:: Exercise goal ::
Pick out all lines of the entries that include the word "JSON" and copy them.

[Begin Given data]

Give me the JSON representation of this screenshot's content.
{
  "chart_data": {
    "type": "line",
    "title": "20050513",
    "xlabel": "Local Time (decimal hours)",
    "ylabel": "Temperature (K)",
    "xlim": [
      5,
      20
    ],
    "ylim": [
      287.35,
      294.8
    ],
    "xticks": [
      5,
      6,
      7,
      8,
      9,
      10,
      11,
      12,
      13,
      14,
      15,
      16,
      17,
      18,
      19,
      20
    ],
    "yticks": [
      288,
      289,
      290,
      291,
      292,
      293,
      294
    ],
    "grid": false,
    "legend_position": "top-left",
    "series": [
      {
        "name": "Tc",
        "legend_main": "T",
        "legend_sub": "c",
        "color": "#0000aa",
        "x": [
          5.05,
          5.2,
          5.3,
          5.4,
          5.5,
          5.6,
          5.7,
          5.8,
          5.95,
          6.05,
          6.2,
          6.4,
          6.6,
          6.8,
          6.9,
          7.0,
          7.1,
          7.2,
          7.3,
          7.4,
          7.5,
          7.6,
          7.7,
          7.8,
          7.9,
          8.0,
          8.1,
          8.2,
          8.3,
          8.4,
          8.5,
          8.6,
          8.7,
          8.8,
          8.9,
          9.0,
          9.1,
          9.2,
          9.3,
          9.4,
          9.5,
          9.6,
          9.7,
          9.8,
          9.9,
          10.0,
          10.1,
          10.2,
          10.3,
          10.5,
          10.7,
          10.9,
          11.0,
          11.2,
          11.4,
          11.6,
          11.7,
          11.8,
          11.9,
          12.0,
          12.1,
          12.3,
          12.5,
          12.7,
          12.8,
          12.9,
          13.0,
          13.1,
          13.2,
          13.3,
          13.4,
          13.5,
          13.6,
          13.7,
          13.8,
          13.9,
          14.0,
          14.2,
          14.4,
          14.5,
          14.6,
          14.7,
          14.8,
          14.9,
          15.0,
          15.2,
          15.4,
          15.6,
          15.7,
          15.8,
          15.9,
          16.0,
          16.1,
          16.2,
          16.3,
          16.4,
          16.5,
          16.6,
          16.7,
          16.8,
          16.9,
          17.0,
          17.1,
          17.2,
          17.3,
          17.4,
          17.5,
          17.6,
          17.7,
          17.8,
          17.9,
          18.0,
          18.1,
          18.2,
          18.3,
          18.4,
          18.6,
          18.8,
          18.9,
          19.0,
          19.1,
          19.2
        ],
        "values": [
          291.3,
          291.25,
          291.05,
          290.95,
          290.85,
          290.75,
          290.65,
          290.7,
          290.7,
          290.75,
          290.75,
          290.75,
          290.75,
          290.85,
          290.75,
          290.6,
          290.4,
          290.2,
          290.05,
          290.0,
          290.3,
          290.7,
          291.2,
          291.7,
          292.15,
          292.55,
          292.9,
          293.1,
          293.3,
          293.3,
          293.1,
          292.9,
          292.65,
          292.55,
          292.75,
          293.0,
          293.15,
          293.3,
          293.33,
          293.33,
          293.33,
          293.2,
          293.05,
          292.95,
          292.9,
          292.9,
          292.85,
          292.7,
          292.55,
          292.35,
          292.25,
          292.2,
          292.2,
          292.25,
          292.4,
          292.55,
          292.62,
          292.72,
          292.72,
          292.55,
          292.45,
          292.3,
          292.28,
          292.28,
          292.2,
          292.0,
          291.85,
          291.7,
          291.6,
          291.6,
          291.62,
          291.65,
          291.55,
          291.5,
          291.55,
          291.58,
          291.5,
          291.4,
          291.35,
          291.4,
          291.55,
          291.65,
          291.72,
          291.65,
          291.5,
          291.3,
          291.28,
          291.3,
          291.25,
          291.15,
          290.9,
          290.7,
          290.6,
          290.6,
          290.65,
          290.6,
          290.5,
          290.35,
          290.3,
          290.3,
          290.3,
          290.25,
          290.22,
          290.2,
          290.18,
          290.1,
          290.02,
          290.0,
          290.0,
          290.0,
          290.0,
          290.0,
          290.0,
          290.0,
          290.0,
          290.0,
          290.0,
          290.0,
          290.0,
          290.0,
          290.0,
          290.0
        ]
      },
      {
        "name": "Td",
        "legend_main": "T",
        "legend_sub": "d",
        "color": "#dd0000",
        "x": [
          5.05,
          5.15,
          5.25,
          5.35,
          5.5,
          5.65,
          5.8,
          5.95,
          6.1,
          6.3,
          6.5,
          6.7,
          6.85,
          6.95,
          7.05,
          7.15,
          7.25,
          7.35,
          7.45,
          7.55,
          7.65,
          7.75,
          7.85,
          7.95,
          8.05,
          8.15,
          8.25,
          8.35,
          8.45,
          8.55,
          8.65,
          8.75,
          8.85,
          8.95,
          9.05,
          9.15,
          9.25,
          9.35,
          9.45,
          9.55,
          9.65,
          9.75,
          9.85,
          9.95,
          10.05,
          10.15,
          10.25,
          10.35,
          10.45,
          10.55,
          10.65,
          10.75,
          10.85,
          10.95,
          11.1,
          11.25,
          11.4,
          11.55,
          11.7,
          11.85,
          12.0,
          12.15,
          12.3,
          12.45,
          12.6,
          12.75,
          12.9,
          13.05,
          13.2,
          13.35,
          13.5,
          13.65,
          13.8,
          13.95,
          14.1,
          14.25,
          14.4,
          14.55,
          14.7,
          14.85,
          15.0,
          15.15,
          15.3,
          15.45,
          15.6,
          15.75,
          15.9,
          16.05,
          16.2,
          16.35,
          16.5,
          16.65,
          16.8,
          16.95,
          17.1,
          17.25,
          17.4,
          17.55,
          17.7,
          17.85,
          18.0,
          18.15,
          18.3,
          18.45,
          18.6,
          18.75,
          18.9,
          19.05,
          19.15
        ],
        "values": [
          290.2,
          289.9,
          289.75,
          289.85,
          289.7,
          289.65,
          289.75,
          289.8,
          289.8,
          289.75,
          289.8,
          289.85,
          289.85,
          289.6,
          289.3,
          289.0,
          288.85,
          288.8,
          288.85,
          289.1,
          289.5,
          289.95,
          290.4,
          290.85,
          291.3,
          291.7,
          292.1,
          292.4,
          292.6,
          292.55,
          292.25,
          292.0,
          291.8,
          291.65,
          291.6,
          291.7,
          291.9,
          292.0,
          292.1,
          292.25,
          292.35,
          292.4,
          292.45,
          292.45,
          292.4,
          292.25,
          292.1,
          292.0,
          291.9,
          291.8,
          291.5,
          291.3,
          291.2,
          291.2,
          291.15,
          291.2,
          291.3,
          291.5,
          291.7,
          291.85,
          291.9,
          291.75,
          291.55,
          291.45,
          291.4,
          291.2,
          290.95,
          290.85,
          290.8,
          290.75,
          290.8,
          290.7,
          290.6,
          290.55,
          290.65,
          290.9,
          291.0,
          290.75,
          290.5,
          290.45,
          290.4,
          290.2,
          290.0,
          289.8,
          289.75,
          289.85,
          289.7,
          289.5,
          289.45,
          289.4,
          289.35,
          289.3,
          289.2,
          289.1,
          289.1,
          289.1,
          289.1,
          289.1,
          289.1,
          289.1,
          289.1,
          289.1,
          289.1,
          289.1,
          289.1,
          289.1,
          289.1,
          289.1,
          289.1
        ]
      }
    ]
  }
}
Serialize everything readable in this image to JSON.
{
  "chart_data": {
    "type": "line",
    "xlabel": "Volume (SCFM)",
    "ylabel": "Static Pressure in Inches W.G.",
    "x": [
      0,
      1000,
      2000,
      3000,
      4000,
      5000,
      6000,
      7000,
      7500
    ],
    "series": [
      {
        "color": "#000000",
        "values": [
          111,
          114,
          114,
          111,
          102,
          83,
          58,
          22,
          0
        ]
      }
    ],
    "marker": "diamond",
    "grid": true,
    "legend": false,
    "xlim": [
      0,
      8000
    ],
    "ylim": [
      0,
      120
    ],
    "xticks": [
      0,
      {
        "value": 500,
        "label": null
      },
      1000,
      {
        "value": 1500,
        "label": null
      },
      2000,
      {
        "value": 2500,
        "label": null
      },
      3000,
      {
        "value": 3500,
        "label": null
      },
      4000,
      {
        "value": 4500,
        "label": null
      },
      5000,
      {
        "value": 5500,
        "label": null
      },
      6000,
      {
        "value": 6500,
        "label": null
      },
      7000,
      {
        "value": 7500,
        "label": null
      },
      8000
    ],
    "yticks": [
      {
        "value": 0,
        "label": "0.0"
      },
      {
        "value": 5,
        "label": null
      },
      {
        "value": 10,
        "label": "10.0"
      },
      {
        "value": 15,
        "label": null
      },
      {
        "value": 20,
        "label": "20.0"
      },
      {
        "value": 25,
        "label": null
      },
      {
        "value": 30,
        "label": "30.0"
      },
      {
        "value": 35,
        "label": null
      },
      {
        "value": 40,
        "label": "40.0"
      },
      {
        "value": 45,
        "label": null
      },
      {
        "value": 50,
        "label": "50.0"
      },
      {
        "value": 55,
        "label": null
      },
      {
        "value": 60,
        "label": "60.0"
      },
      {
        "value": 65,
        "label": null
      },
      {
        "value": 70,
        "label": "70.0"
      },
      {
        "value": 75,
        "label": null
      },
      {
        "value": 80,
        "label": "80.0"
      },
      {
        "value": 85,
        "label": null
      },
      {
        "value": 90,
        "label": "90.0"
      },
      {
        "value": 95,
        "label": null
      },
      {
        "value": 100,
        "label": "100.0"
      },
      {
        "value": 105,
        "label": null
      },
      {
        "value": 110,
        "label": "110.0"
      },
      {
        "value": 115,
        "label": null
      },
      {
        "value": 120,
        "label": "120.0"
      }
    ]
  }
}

[End Given data]

:: Task response ::
Give me the JSON representation of this screenshot's content.
Serialize everything readable in this image to JSON.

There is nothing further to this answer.